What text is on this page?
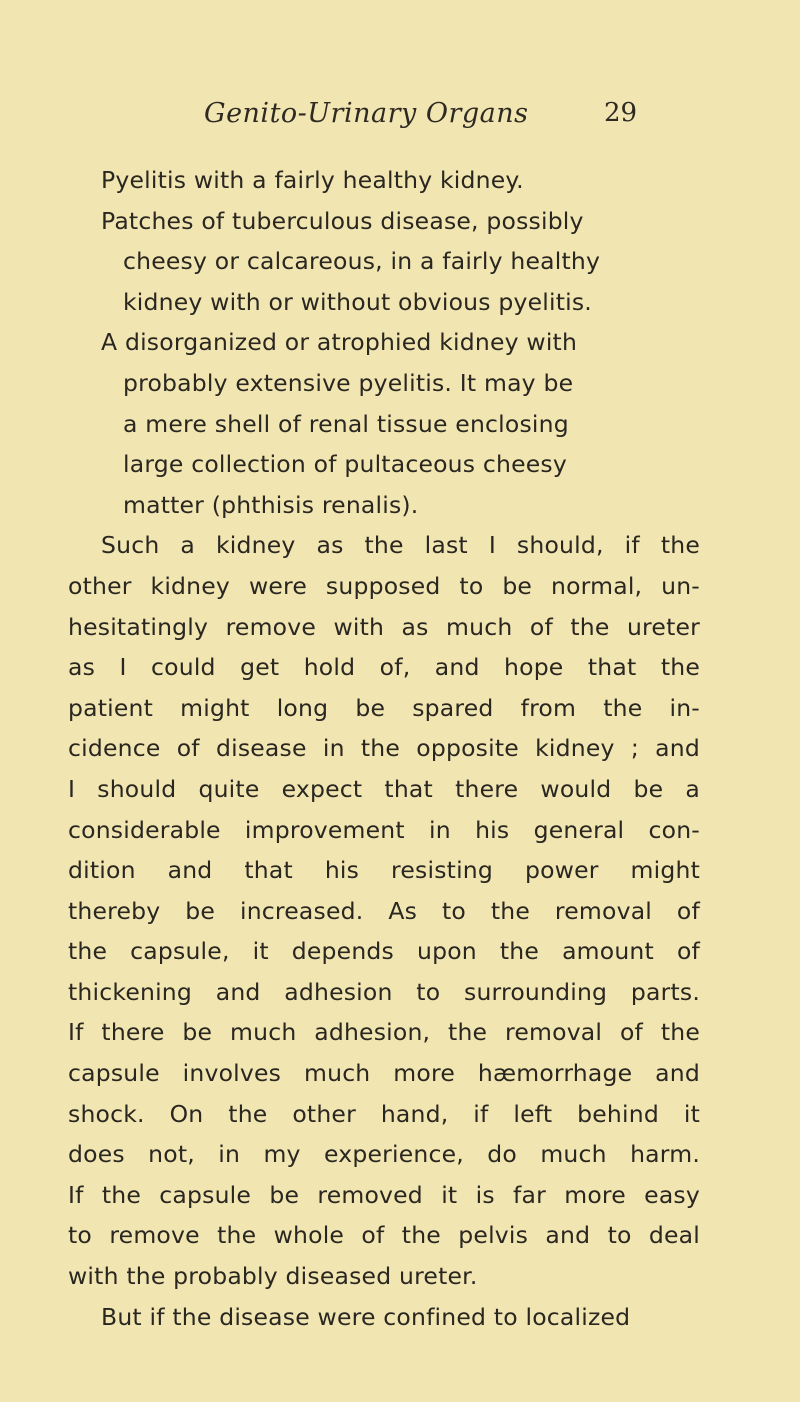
Genito-Urinary Organs	29
Pyelitis with a fairly healthy kidney.
Patches of tuberculous disease, possibly
cheesy or calcareous, in a fairly healthy
kidney with or without obvious pyelitis.
A disorganized or atrophied kidney with
probably extensive pyelitis. It may be
a mere shell of renal tissue enclosing
large collection of pultaceous cheesy
matter (phthisis renalis).
Such a kidney as the last I should, if the
other kidney were supposed to be normal, un-
hesitatingly remove with as much of the ureter
as I could get hold of, and hope that the
patient might long be spared from the in-
cidence of disease in the opposite kidney ; and
I should quite expect that there would be a
considerable improvement in his general con-
dition and that his resisting power might
thereby be increased. As to the removal of
the capsule, it depends upon the amount of
thickening and adhesion to surrounding parts.
If there be much adhesion, the removal of the
capsule involves much more hæmorrhage and
shock. On the other hand, if left behind it
does not, in my experience, do much harm.
If the capsule be removed it is far more easy
to remove the whole of the pelvis and to deal
with the probably diseased ureter.
But if the disease were confined to localized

--------------------------------------------------

** Request **
Exclude the pictures and repeat every other part of the records word for word.

** The response **
What text is on this page?
Genito-Urinary Organs	29
Pyelitis with a fairly healthy kidney.
Patches of tuberculous disease, possibly
cheesy or calcareous, in a fairly healthy
kidney with or without obvious pyelitis.
A disorganized or atrophied kidney with
probably extensive pyelitis. It may be
a mere shell of renal tissue enclosing
large collection of pultaceous cheesy
matter (phthisis renalis).
Such a kidney as the last I should, if the
other kidney were supposed to be normal, un-
hesitatingly remove with as much of the ureter
as I could get hold of, and hope that the
patient might long be spared from the in-
cidence of disease in the opposite kidney ; and
I should quite expect that there would be a
considerable improvement in his general con-
dition and that his resisting power might
thereby be increased. As to the removal of
the capsule, it depends upon the amount of
thickening and adhesion to surrounding parts.
If there be much adhesion, the removal of the
capsule involves much more hæmorrhage and
shock. On the other hand, if left behind it
does not, in my experience, do much harm.
If the capsule be removed it is far more easy
to remove the whole of the pelvis and to deal
with the probably diseased ureter.
But if the disease were confined to localized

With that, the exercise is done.